• _GIVEN PROBLEM_: Write the material out again in full, word for word. Do not include the pictures.

• _MATERIALS PROVIDED_:

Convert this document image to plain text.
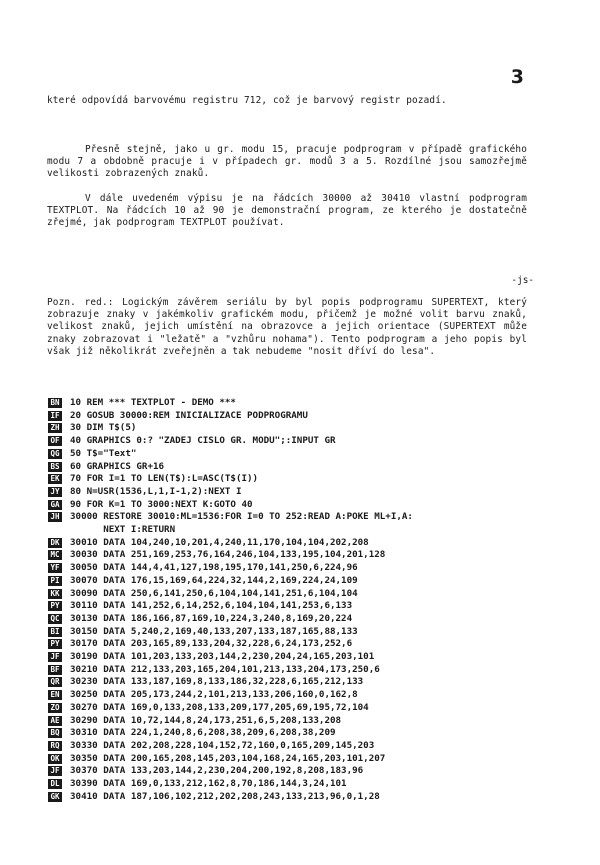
3

které odpovídá barvovému registru 712, což je barvový registr pozadí.

Přesně stejně, jako u gr. modu 15, pracuje podprogram v případě grafického modu 7 a obdobně pracuje i v případech gr. modů 3 a 5. Rozdílné jsou samozřejmě velikosti zobrazených znaků.

V dále uvedeném výpisu je na řádcích 30000 až 30410 vlastní podprogram TEXTPLOT. Na řádcích 10 až 90 je demonstrační program, ze kterého je dostatečně zřejmé, jak podprogram TEXTPLOT používat.

-js-

Pozn. red.: Logickým závěrem seriálu by byl popis podprogramu SUPERTEXT, který zobrazuje znaky v jakémkoliv grafickém modu, přičemž je možné volit barvu znaků, velikost znaků, jejich umístění na obrazovce a jejich orientace (SUPERTEXT může znaky zobrazovat i "ležatě" a "vzhůru nohama"). Tento podprogram a jeho popis byl však již několikrát zveřejněn a tak nebudeme "nosit dříví do lesa".

BN 10 REM *** TEXTPLOT - DEMO ***
IF 20 GOSUB 30000:REM INICIALIZACE PODPROGRAMU
ZH 30 DIM T$(5)
OF 40 GRAPHICS 0:? "ZADEJ CISLO GR. MODU";:INPUT GR
QG 50 T$="Text"
BS 60 GRAPHICS GR+16
EK 70 FOR I=1 TO LEN(T$):L=ASC(T$(I))
JY 80 N=USR(1536,L,1,I-1,2):NEXT I
GA 90 FOR K=1 TO 3000:NEXT K:GOTO 40
JH 30000 RESTORE 30010:ML=1536:FOR I=0 TO 252:READ A:POKE ML+I,A:
NEXT I:RETURN
DK 30010 DATA 104,240,10,201,4,240,11,170,104,104,202,208
MC 30030 DATA 251,169,253,76,164,246,104,133,195,104,201,128
YF 30050 DATA 144,4,41,127,198,195,170,141,250,6,224,96
PI 30070 DATA 176,15,169,64,224,32,144,2,169,224,24,109
KK 30090 DATA 250,6,141,250,6,104,104,141,251,6,104,104
PY 30110 DATA 141,252,6,14,252,6,104,104,141,253,6,133
QC 30130 DATA 186,166,87,169,10,224,3,240,8,169,20,224
BI 30150 DATA 5,240,2,169,40,133,207,133,187,165,88,133
PY 30170 DATA 203,165,89,133,204,32,228,6,24,173,252,6
JF 30190 DATA 101,203,133,203,144,2,230,204,24,165,203,101
BF 30210 DATA 212,133,203,165,204,101,213,133,204,173,250,6
QR 30230 DATA 133,187,169,8,133,186,32,228,6,165,212,133
EN 30250 DATA 205,173,244,2,101,213,133,206,160,0,162,8
ZO 30270 DATA 169,0,133,208,133,209,177,205,69,195,72,104
AE 30290 DATA 10,72,144,8,24,173,251,6,5,208,133,208
BQ 30310 DATA 224,1,240,8,6,208,38,209,6,208,38,209
RQ 30330 DATA 202,208,228,104,152,72,160,0,165,209,145,203
OK 30350 DATA 200,165,208,145,203,104,168,24,165,203,101,207
JF 30370 DATA 133,203,144,2,230,204,200,192,8,208,183,96
DL 30390 DATA 169,0,133,212,162,8,70,186,144,3,24,101
GK 30410 DATA 187,106,102,212,202,208,243,133,213,96,0,1,28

• _OUTPUT OF THE TASK_:
Convert this document image to plain text.
3

které odpovídá barvovému registru 712, což je barvový registr pozadí.

Přesně stejně, jako u gr. modu 15, pracuje podprogram v případě grafického modu 7 a obdobně pracuje i v případech gr. modů 3 a 5. Rozdílné jsou samozřejmě velikosti zobrazených znaků.

V dále uvedeném výpisu je na řádcích 30000 až 30410 vlastní podprogram TEXTPLOT. Na řádcích 10 až 90 je demonstrační program, ze kterého je dostatečně zřejmé, jak podprogram TEXTPLOT používat.

-js-

Pozn. red.: Logickým závěrem seriálu by byl popis podprogramu SUPERTEXT, který zobrazuje znaky v jakémkoliv grafickém modu, přičemž je možné volit barvu znaků, velikost znaků, jejich umístění na obrazovce a jejich orientace (SUPERTEXT může znaky zobrazovat i "ležatě" a "vzhůru nohama"). Tento podprogram a jeho popis byl však již několikrát zveřejněn a tak nebudeme "nosit dříví do lesa".

BN 10 REM *** TEXTPLOT - DEMO ***
IF 20 GOSUB 30000:REM INICIALIZACE PODPROGRAMU
ZH 30 DIM T$(5)
OF 40 GRAPHICS 0:? "ZADEJ CISLO GR. MODU";:INPUT GR
QG 50 T$="Text"
BS 60 GRAPHICS GR+16
EK 70 FOR I=1 TO LEN(T$):L=ASC(T$(I))
JY 80 N=USR(1536,L,1,I-1,2):NEXT I
GA 90 FOR K=1 TO 3000:NEXT K:GOTO 40
JH 30000 RESTORE 30010:ML=1536:FOR I=0 TO 252:READ A:POKE ML+I,A:
NEXT I:RETURN
DK 30010 DATA 104,240,10,201,4,240,11,170,104,104,202,208
MC 30030 DATA 251,169,253,76,164,246,104,133,195,104,201,128
YF 30050 DATA 144,4,41,127,198,195,170,141,250,6,224,96
PI 30070 DATA 176,15,169,64,224,32,144,2,169,224,24,109
KK 30090 DATA 250,6,141,250,6,104,104,141,251,6,104,104
PY 30110 DATA 141,252,6,14,252,6,104,104,141,253,6,133
QC 30130 DATA 186,166,87,169,10,224,3,240,8,169,20,224
BI 30150 DATA 5,240,2,169,40,133,207,133,187,165,88,133
PY 30170 DATA 203,165,89,133,204,32,228,6,24,173,252,6
JF 30190 DATA 101,203,133,203,144,2,230,204,24,165,203,101
BF 30210 DATA 212,133,203,165,204,101,213,133,204,173,250,6
QR 30230 DATA 133,187,169,8,133,186,32,228,6,165,212,133
EN 30250 DATA 205,173,244,2,101,213,133,206,160,0,162,8
ZO 30270 DATA 169,0,133,208,133,209,177,205,69,195,72,104
AE 30290 DATA 10,72,144,8,24,173,251,6,5,208,133,208
BQ 30310 DATA 224,1,240,8,6,208,38,209,6,208,38,209
RQ 30330 DATA 202,208,228,104,152,72,160,0,165,209,145,203
OK 30350 DATA 200,165,208,145,203,104,168,24,165,203,101,207
JF 30370 DATA 133,203,144,2,230,204,200,192,8,208,183,96
DL 30390 DATA 169,0,133,212,162,8,70,186,144,3,24,101
GK 30410 DATA 187,106,102,212,202,208,243,133,213,96,0,1,28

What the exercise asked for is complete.